Restate every line of the material, word for word.

--- start Exercise inputs ---

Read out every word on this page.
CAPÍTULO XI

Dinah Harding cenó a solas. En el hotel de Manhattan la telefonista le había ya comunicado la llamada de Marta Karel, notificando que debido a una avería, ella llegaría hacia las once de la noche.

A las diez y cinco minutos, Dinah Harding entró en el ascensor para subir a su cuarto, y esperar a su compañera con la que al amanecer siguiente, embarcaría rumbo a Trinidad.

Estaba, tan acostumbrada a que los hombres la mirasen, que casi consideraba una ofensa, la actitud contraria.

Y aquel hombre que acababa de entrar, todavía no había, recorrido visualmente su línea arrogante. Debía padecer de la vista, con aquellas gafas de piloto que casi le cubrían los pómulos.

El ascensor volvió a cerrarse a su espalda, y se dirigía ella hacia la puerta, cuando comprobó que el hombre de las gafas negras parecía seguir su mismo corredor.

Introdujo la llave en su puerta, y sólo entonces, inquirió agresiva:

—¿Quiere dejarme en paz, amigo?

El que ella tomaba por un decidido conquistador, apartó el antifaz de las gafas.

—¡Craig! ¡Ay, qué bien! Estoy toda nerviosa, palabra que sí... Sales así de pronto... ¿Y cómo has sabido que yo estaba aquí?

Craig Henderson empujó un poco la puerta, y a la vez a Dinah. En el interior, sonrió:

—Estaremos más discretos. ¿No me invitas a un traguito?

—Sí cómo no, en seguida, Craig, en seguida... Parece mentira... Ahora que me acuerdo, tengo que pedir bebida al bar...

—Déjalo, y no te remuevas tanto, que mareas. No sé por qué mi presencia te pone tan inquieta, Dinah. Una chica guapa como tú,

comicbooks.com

--- end Exercise inputs ---

Response:
Read out every word on this page.
CAPÍTULO XI

Dinah Harding cenó a solas. En el hotel de Manhattan la telefonista le había ya comunicado la llamada de Marta Karel, notificando que debido a una avería, ella llegaría hacia las once de la noche.

A las diez y cinco minutos, Dinah Harding entró en el ascensor para subir a su cuarto, y esperar a su compañera con la que al amanecer siguiente, embarcaría rumbo a Trinidad.

Estaba, tan acostumbrada a que los hombres la mirasen, que casi consideraba una ofensa, la actitud contraria.

Y aquel hombre que acababa de entrar, todavía no había, recorrido visualmente su línea arrogante. Debía padecer de la vista, con aquellas gafas de piloto que casi le cubrían los pómulos.

El ascensor volvió a cerrarse a su espalda, y se dirigía ella hacia la puerta, cuando comprobó que el hombre de las gafas negras parecía seguir su mismo corredor.

Introdujo la llave en su puerta, y sólo entonces, inquirió agresiva:

—¿Quiere dejarme en paz, amigo?

El que ella tomaba por un decidido conquistador, apartó el antifaz de las gafas.

—¡Craig! ¡Ay, qué bien! Estoy toda nerviosa, palabra que sí... Sales así de pronto... ¿Y cómo has sabido que yo estaba aquí?

Craig Henderson empujó un poco la puerta, y a la vez a Dinah. En el interior, sonrió:

—Estaremos más discretos. ¿No me invitas a un traguito?

—Sí cómo no, en seguida, Craig, en seguida... Parece mentira... Ahora que me acuerdo, tengo que pedir bebida al bar...

—Déjalo, y no te remuevas tanto, que mareas. No sé por qué mi presencia te pone tan inquieta, Dinah. Una chica guapa como tú,

comicbooks.com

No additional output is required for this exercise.